_GIVEN EXERCISE_
Show every line where "aller" occurs.

_INPUT DATA_

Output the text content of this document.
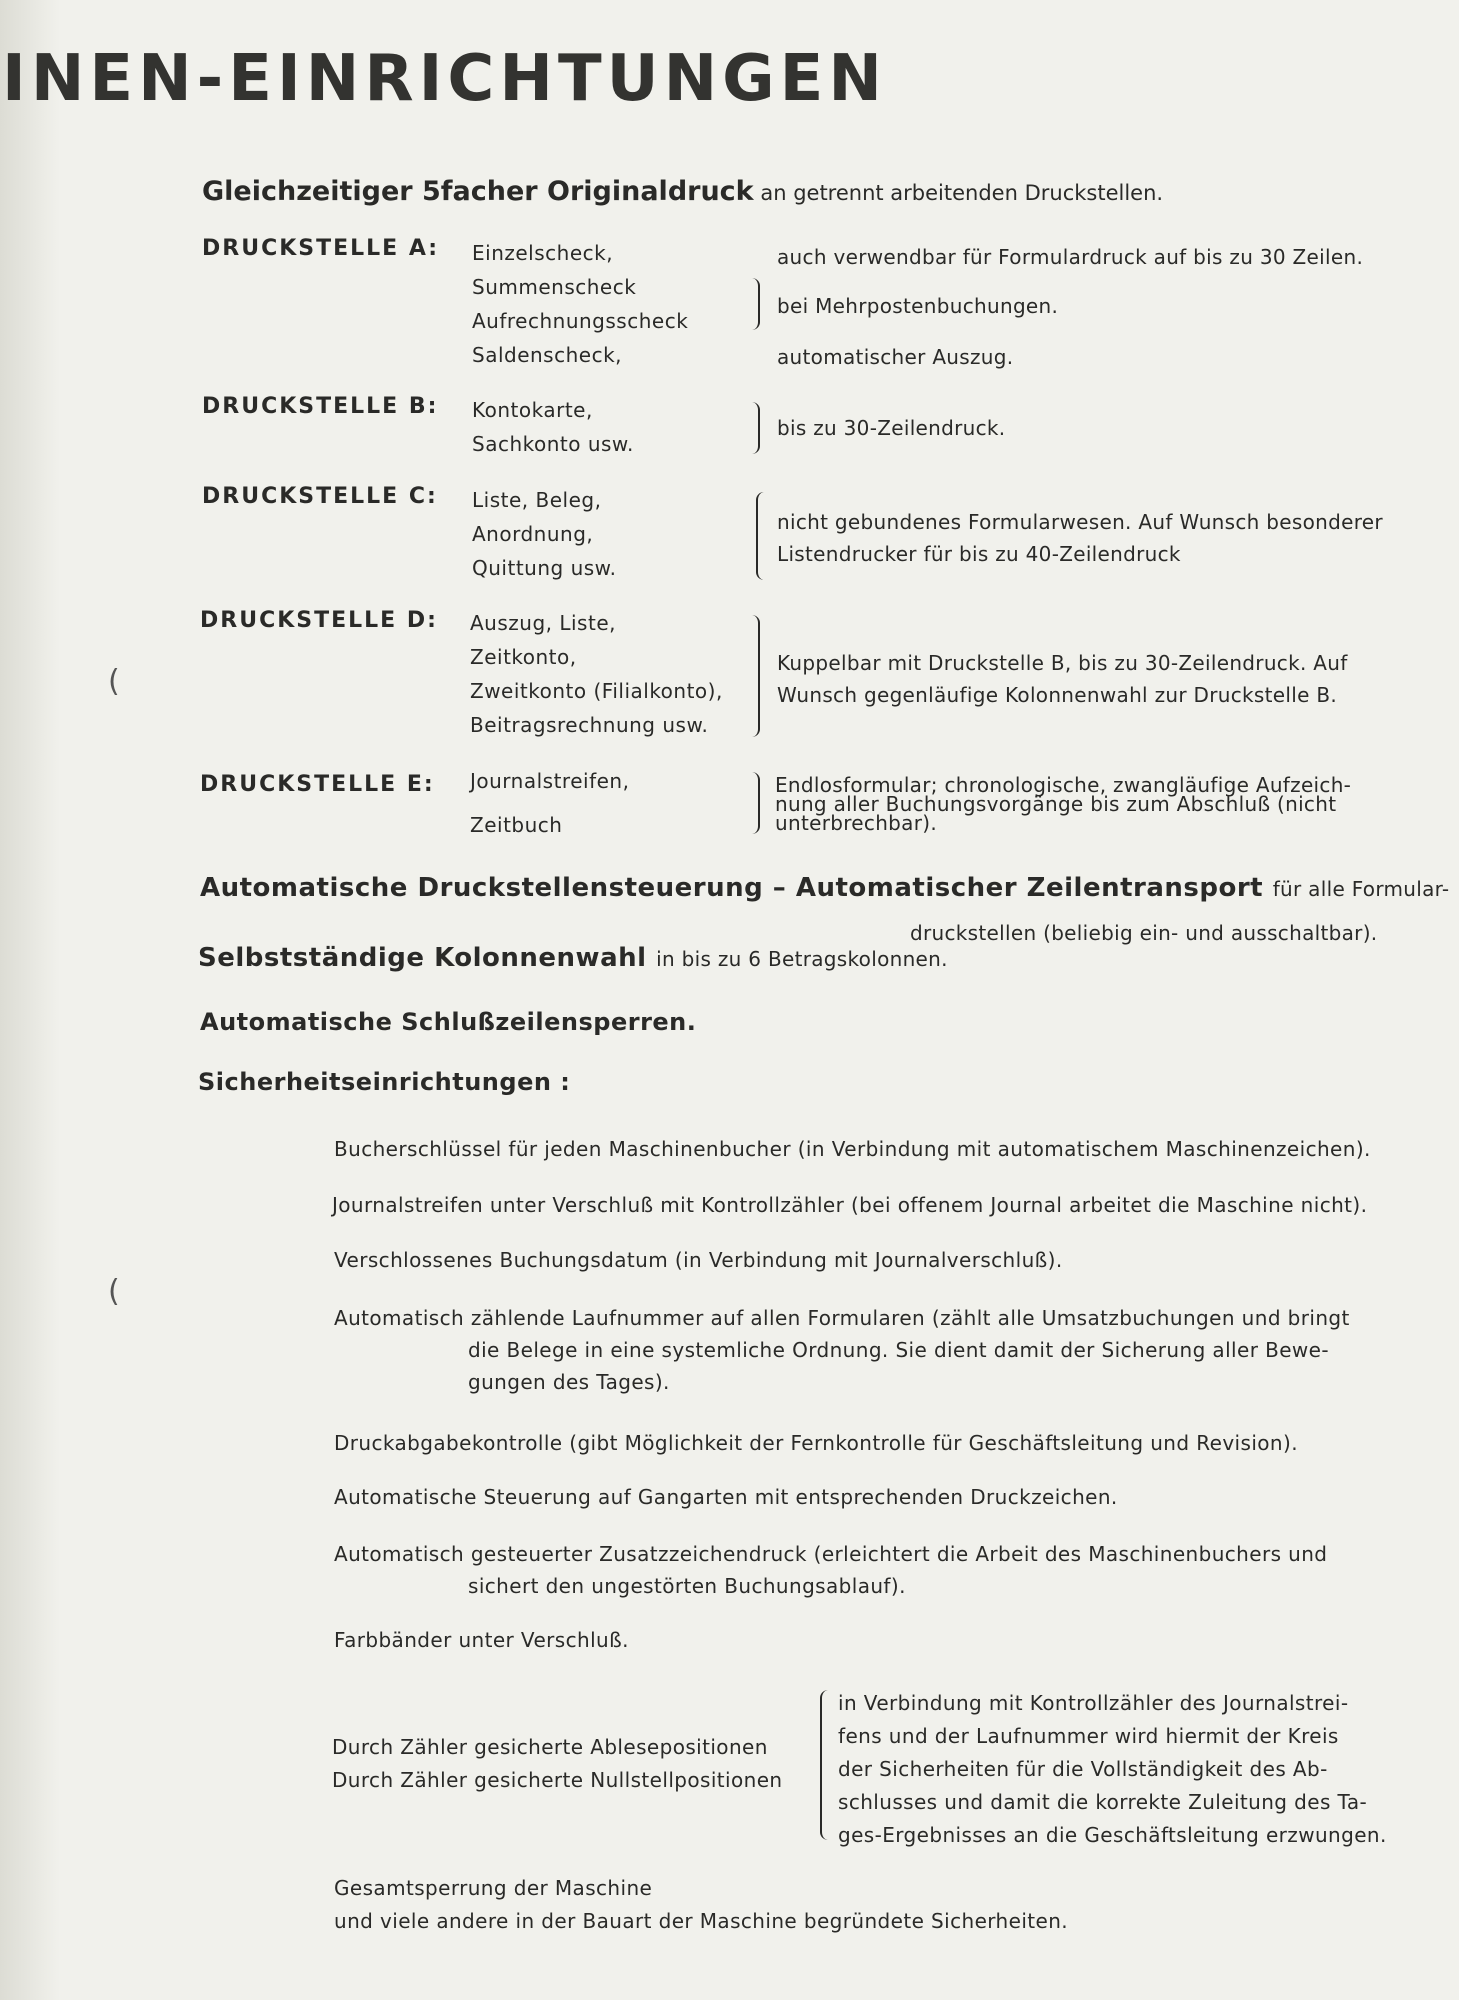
INEN-EINRICHTUNGEN
Gleichzeitiger 5facher Originaldruck an getrennt arbeitenden Druckstellen.
DRUCKSTELLE A: Einzelscheck,
Summenscheck
Aufrechnungsscheck
Saldenscheck,
auch verwendbar für Formulardruck auf bis zu 30 Zeilen.
bei Mehrpostenbuchungen.
automatischer Auszug.
DRUCKSTELLE B: Kontokarte,
Sachkonto usw.
bis zu 30-Zeilendruck.
DRUCKSTELLE C: Liste, Beleg,
Anordnung,
Quittung usw.
nicht gebundenes Formularwesen. Auf Wunsch besonderer
Listendrucker für bis zu 40-Zeilendruck
DRUCKSTELLE D: Auszug, Liste,
Zeitkonto,
Zweitkonto (Filialkonto),
Beitragsrechnung usw.
Kuppelbar mit Druckstelle B, bis zu 30-Zeilendruck. Auf
Wunsch gegenläufige Kolonnenwahl zur Druckstelle B.
DRUCKSTELLE E: Journalstreifen,
Zeitbuch
Endlosformular; chronologische, zwangläufige Aufzeich-
nung aller Buchungsvorgänge bis zum Abschluß (nicht
unterbrechbar).
Automatische Druckstellensteuerung – Automatischer Zeilentransport für alle Formular-
druckstellen (beliebig ein- und ausschaltbar).
Selbstständige Kolonnenwahl in bis zu 6 Betragskolonnen.
Automatische Schlußzeilensperren.
Sicherheitseinrichtungen :
Bucherschlüssel für jeden Maschinenbucher (in Verbindung mit automatischem Maschinenzeichen).
Journalstreifen unter Verschluß mit Kontrollzähler (bei offenem Journal arbeitet die Maschine nicht).
Verschlossenes Buchungsdatum (in Verbindung mit Journalverschluß).
Automatisch zählende Laufnummer auf allen Formularen (zählt alle Umsatzbuchungen und bringt
die Belege in eine systemliche Ordnung. Sie dient damit der Sicherung aller Bewe-
gungen des Tages).
Druckabgabekontrolle (gibt Möglichkeit der Fernkontrolle für Geschäftsleitung und Revision).
Automatische Steuerung auf Gangarten mit entsprechenden Druckzeichen.
Automatisch gesteuerter Zusatzzeichendruck (erleichtert die Arbeit des Maschinenbuchers und
sichert den ungestörten Buchungsablauf).
Farbbänder unter Verschluß.
Durch Zähler gesicherte Ablesepositionen
Durch Zähler gesicherte Nullstellpositionen
in Verbindung mit Kontrollzähler des Journalstrei-
fens und der Laufnummer wird hiermit der Kreis
der Sicherheiten für die Vollständigkeit des Ab-
schlusses und damit die korrekte Zuleitung des Ta-
ges-Ergebnisses an die Geschäftsleitung erzwungen.
Gesamtsperrung der Maschine
und viele andere in der Bauart der Maschine begründete Sicherheiten.
(
(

_EXERCISE ANSWER_
nung aller Buchungsvorgänge bis zum Abschluß (nicht
die Belege in eine systemliche Ordnung. Sie dient damit der Sicherung aller Bewe-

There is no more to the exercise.